WHAT YOU HAVE TO DO: Can you repeat the We Sing: Robbie Williams review word for word, from "To date the" up to and including "singers at once."?

BEGIN EXCERPTED PASSAGE

21:3411/11/2010Posted by Simeon PaskellNo Comments

Love him or loathe him, there’s little chance of you not being aware of Robbie Williams. From prancing about with Take That to stripping off his own flesh and donning Kiss-makeup in his solo career, the cocky crooner has been the centre of a media hurricane for the best part of twenty years. It’s only now, however, that he gets to take centre stage in his very own videogame with We Sing: Robbie Williams. Let him entertain you…

There is little point is skirting around the fact that how much enjoyment you’ll be able to glean from We Sing: Robbie Williams is entirely dependent on your opinion of the titular boy-band bad-boy. If you’re not a fan of his music, we suggest you move along…there’s nothing to see here. That being said, there’s no denying that the package is stuffed with authentic ‘pop-hits’ and that a quick scan of the 26 tracks included evidences just how many of the things Mr William’s has had (and this is excluding his work with Take That). From Angels, Let Me Entertain You, Rock DJ, She’s the One and No Regrets to Kids and Somethin’ Stupid, the track listing is strongly positioned to appeal to party audiences, and with Christmas just around the corner the timing of the release is impeccable. In addition to the songs (all of which are accompanied by the music videos) We Sing: Robbie Williams also includes archive material such as a photo gallery and footage from his Knebworth performance. Williams’ also contributes his dulcet tones to provide an in-game commentary on your performance.

To date the We Sing series has done a good job of muscling into to territory that has long been dominated by the karaoke heavy-hitter that is SingStar and everything that we praised in our review of We Sing: Encore is present and correct here. Most importantly, the game’s tracking and ranking of your singing ability is spot on. Developer Le Cortex’s approach to videogame karaoke is also reasonably forward thinking, delivering a feature set that is both rich and varied. Single and multiplayer modes are bolstered with in game awards and party modes (including the likes of Vs, Group Battle, Pass The Mike modes) add variety. Of course, there is also the We Sing’s unique selling point – support for four singers at once.

END EXCERPTED PASSAGE
BEGIN DATA LISTING

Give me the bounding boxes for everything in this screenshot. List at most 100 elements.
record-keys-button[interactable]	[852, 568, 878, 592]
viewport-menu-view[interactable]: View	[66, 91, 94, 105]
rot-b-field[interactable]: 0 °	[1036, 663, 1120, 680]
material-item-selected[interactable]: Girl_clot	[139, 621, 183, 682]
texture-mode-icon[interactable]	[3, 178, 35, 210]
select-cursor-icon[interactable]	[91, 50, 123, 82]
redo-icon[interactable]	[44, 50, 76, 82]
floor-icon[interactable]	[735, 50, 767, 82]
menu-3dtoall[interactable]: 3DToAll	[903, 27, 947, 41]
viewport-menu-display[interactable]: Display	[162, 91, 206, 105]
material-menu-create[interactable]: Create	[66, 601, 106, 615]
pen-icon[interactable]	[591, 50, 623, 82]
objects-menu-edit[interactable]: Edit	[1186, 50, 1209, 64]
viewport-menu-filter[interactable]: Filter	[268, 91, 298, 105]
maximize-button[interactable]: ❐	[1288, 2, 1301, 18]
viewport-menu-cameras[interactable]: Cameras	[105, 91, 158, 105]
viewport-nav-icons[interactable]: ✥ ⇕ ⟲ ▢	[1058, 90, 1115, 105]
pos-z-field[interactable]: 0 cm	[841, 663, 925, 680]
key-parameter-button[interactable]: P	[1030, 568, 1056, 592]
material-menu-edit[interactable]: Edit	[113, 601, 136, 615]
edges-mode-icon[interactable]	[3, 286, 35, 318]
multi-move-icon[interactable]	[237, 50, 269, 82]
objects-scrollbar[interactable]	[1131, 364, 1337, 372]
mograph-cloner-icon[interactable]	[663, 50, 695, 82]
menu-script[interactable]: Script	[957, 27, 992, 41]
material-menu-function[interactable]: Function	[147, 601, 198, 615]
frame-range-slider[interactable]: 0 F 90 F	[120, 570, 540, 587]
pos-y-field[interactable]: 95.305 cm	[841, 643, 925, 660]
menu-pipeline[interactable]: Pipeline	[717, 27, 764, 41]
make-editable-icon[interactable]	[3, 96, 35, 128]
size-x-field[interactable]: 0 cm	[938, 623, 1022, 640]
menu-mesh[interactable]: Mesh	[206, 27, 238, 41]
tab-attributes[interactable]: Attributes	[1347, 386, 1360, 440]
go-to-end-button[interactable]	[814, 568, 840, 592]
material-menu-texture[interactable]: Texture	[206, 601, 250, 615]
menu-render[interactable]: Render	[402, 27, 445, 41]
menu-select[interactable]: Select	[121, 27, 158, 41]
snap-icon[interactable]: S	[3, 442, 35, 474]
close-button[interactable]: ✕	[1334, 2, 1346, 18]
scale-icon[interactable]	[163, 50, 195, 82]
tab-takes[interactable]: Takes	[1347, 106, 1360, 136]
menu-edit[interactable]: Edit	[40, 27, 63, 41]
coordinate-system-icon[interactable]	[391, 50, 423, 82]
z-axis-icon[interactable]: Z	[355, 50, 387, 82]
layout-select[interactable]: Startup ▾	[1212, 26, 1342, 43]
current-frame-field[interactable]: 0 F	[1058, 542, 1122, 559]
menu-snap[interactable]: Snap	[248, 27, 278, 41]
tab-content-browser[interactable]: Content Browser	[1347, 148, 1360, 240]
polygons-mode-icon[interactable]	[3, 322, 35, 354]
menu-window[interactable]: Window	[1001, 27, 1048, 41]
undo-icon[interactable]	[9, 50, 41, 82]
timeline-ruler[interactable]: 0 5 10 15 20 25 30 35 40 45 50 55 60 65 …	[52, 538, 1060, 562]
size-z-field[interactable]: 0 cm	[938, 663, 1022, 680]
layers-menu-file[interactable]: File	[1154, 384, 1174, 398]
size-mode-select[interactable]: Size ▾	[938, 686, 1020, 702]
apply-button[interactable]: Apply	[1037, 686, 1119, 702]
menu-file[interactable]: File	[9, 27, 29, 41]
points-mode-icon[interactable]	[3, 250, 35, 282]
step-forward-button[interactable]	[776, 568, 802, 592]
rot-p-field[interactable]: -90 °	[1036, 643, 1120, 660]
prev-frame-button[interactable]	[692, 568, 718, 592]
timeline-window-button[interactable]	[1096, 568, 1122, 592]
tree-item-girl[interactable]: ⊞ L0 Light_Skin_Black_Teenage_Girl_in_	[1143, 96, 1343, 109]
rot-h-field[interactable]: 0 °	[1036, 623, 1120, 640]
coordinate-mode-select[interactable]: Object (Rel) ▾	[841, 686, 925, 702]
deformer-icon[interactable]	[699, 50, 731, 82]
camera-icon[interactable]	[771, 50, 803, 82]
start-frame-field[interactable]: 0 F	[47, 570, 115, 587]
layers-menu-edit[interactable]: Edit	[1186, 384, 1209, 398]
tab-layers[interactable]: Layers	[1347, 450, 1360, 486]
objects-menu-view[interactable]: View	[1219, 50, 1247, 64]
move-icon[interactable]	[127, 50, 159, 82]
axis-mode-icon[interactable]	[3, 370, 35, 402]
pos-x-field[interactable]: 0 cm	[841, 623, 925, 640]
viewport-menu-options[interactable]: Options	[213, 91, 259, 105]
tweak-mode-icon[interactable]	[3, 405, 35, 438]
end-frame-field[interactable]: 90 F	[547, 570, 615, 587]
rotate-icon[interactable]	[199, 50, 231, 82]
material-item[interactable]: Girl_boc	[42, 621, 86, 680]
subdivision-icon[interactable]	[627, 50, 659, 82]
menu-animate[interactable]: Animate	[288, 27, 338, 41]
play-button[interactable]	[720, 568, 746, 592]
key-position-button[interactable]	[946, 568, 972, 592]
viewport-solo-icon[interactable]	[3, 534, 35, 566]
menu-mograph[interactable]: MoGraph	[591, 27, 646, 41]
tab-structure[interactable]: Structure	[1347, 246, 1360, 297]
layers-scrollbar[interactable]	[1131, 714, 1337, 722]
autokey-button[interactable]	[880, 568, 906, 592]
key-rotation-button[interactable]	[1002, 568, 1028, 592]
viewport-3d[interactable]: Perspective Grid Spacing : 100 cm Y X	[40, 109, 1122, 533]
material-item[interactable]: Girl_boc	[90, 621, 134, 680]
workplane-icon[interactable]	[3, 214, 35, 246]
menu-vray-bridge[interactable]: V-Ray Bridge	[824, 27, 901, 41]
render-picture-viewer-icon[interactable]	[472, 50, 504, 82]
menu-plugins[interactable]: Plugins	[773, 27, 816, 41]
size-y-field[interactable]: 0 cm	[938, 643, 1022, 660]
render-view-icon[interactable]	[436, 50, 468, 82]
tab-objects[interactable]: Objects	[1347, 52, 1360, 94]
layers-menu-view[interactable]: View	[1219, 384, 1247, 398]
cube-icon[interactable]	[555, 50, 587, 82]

END DATA LISTING

OUTPUT BELOW:
To date the We Sing series has done a good job of muscling into to territory that has long been dominated by the karaoke heavy-hitter that is SingStar and everything that we praised in our review of We Sing: Encore is present and correct here. Most importantly, the game’s tracking and ranking of your singing ability is spot on. Developer Le Cortex’s approach to videogame karaoke is also reasonably forward thinking, delivering a feature set that is both rich and varied. Single and multiplayer modes are bolstered with in game awards and party modes (including the likes of Vs, Group Battle, Pass The Mike modes) add variety. Of course, there is also the We Sing’s unique selling point – support for four singers at once.